*Instruction*. Lines containing the string "Реестре" are to be counted; report only how many there are.

— START Record extracts —

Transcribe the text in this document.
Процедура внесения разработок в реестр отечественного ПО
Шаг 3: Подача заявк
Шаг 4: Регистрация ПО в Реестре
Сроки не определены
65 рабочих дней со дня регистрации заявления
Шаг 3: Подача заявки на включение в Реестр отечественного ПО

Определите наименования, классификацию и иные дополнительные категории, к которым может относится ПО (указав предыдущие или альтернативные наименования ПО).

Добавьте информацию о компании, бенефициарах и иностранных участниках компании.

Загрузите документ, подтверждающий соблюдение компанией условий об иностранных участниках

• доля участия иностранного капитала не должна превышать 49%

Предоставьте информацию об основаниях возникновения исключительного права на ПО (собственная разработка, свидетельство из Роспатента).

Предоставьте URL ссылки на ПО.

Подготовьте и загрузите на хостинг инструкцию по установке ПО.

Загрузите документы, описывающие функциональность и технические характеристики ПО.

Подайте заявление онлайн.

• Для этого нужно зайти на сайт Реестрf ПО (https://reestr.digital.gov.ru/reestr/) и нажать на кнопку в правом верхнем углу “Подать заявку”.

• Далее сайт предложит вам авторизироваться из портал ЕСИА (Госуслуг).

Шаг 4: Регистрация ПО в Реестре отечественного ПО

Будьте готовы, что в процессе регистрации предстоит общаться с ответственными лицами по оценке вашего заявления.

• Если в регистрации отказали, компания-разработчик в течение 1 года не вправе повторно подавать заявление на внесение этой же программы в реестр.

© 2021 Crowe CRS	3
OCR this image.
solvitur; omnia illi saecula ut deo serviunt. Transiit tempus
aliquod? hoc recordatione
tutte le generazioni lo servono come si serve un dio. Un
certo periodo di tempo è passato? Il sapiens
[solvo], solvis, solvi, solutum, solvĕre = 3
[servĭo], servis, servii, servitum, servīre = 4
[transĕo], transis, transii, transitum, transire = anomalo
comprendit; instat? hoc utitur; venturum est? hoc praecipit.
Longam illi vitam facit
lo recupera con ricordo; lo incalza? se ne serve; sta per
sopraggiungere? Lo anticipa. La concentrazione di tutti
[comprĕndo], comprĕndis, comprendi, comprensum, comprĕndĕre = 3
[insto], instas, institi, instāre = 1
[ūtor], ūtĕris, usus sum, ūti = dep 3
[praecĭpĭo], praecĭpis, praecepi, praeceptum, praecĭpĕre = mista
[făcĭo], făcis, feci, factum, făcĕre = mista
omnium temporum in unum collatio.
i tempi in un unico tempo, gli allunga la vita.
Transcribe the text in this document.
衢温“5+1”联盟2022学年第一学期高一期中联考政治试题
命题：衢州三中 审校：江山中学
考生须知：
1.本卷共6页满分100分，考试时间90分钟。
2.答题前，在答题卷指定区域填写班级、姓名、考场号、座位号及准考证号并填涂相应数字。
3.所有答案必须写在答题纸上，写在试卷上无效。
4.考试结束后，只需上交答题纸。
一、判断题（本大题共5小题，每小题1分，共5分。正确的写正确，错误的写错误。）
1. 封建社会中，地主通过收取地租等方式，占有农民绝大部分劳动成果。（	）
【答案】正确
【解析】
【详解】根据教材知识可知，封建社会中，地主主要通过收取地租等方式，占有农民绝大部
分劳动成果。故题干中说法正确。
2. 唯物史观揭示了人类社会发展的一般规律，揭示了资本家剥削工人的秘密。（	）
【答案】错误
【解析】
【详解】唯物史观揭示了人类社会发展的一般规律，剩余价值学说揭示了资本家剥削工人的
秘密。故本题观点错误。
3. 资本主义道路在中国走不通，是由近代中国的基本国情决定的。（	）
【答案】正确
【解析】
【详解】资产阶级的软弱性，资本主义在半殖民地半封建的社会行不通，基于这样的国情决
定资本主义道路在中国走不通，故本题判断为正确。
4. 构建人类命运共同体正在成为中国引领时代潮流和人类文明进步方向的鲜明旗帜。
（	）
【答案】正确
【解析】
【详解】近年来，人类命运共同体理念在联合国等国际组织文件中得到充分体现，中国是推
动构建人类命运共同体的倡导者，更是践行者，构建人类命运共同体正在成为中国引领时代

— END Record extracts —

*Solution for this task*. 2